--- Begin ---

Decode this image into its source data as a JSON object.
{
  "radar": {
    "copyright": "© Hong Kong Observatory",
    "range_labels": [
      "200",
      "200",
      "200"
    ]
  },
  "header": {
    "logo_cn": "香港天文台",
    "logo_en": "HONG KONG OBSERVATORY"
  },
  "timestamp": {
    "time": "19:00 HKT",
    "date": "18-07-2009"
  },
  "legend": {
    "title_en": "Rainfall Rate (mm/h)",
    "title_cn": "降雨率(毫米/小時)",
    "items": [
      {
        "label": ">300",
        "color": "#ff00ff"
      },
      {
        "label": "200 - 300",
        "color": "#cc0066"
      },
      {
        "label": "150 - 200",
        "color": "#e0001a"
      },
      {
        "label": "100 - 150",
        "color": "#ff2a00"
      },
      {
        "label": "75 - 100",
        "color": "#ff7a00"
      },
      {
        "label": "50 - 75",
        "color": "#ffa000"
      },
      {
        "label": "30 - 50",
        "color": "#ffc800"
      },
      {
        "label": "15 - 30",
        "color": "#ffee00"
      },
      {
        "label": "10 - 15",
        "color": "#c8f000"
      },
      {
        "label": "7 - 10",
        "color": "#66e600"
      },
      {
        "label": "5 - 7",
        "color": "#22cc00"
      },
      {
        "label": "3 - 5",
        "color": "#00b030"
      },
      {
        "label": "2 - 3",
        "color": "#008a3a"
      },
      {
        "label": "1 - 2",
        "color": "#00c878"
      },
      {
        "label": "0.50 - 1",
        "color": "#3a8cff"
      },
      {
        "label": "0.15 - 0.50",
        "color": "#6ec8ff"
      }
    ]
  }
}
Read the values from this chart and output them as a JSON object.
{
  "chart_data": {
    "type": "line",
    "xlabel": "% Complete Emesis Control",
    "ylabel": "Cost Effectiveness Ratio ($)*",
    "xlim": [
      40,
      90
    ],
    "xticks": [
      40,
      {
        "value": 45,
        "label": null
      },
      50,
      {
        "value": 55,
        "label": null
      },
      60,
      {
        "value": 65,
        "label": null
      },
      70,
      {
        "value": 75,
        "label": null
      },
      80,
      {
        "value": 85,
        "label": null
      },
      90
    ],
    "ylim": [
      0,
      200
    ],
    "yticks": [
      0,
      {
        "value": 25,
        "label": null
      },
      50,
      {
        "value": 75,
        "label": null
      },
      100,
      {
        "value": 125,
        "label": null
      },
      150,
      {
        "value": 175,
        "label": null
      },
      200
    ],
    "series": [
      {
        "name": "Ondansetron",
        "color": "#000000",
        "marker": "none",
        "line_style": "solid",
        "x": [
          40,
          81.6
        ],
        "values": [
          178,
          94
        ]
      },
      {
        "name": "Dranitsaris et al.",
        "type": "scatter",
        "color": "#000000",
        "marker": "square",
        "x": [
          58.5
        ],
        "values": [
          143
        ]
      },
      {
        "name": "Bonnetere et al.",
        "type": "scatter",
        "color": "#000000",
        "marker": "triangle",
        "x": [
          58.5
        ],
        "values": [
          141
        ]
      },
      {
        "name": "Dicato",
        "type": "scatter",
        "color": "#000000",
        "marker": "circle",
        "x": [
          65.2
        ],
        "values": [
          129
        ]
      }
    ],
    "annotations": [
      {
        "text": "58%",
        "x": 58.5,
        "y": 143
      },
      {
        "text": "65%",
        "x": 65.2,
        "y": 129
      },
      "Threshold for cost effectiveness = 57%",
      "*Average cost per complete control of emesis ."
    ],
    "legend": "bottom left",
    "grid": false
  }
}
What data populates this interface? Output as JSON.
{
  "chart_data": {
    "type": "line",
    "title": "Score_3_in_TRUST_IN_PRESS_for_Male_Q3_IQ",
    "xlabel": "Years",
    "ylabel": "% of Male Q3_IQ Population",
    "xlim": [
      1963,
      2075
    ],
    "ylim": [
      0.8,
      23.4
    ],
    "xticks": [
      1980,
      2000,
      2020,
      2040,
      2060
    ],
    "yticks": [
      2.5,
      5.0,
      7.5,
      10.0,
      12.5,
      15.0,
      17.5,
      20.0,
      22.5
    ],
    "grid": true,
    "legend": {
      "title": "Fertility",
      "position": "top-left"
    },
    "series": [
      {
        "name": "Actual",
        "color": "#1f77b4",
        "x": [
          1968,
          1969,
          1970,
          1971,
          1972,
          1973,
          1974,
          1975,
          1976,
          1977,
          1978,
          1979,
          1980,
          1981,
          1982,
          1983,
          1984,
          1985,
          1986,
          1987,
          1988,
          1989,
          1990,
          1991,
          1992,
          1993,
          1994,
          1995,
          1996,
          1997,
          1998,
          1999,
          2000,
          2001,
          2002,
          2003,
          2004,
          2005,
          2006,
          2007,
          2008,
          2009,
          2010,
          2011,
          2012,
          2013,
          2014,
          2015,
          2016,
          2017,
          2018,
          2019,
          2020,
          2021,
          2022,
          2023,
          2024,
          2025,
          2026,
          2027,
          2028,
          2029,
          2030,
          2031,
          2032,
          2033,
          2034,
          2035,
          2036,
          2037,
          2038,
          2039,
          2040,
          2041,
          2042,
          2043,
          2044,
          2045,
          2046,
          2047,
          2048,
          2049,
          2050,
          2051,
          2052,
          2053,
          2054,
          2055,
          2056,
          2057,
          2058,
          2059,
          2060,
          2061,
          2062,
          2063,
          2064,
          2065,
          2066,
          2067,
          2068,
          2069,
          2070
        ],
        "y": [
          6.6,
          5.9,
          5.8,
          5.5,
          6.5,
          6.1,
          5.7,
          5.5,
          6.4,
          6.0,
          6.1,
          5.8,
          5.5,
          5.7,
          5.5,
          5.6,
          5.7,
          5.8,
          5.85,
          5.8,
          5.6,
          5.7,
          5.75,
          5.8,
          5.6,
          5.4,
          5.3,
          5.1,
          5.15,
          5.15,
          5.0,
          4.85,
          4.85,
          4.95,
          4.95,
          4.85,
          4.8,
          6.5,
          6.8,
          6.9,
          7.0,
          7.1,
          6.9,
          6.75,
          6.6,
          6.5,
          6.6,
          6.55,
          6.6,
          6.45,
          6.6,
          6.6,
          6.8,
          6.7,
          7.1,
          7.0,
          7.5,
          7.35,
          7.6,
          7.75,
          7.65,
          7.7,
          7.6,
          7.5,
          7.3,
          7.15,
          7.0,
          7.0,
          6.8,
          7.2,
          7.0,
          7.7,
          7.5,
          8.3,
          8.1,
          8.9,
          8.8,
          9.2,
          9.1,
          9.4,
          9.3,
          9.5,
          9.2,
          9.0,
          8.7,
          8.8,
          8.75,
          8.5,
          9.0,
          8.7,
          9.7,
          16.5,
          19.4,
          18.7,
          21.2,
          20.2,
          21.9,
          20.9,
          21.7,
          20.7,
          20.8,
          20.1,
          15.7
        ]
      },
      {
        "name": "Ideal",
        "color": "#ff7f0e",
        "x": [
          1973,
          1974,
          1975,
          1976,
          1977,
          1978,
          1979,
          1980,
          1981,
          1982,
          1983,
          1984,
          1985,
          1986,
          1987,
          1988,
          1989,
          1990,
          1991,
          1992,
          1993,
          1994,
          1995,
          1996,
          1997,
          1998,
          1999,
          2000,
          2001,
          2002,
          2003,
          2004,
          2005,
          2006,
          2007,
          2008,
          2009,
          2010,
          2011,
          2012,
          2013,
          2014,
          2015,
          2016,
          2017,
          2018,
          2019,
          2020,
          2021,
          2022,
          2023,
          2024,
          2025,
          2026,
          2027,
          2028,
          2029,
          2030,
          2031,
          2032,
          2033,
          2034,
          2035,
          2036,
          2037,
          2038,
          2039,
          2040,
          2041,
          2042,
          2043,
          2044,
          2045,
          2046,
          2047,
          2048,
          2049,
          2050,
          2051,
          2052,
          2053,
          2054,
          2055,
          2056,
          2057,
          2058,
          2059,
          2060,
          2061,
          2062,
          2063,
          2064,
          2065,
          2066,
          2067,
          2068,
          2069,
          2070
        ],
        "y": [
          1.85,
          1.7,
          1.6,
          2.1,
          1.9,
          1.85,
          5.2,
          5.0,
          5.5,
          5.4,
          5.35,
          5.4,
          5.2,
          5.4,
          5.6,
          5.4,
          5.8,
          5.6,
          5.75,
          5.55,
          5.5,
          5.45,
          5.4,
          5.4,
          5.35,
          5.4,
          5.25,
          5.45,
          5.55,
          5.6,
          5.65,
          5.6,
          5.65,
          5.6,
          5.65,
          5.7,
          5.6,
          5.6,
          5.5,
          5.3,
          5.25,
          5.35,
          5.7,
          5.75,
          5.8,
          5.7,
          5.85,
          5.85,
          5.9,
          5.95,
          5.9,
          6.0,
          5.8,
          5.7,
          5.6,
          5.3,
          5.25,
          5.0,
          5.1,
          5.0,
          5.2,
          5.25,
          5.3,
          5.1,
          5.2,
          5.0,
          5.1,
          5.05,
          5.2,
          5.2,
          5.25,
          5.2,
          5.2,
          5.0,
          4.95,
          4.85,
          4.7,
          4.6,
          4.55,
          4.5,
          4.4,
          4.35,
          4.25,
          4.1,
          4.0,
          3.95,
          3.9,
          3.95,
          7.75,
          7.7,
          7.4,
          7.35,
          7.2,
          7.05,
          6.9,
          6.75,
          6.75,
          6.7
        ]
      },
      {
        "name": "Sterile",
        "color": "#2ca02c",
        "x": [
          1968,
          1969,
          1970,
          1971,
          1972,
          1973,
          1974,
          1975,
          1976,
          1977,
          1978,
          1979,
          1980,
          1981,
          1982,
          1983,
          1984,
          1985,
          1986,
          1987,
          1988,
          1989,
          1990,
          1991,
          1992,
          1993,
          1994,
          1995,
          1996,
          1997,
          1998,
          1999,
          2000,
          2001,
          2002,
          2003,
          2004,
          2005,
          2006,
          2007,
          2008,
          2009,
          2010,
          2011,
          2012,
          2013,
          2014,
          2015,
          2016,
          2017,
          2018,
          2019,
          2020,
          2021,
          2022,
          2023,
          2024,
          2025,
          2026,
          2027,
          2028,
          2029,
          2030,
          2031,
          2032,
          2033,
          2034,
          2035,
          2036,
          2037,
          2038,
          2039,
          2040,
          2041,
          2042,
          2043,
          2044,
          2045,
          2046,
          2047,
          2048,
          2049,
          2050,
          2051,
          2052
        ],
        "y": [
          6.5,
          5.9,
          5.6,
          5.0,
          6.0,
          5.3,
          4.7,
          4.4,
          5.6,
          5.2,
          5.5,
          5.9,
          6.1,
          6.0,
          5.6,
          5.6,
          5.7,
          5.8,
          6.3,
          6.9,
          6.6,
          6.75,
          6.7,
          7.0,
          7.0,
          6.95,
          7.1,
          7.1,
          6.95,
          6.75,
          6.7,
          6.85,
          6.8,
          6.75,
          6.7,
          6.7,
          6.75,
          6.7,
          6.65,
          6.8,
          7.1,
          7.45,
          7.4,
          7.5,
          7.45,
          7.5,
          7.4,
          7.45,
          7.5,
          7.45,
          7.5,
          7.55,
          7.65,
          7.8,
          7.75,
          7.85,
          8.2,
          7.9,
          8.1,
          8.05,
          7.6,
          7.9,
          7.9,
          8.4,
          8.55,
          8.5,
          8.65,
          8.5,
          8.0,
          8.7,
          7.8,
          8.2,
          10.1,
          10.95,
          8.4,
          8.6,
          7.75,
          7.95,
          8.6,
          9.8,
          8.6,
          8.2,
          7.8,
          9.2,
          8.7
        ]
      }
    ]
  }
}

--- End ---

**REQUEST:**
Using the listing above, show each line holding the string "this".

**FINISHED EXERCISE:**
Decode this image into its source data as a JSON object.
Read the values from this chart and output them as a JSON object.
What data populates this interface? Output as JSON.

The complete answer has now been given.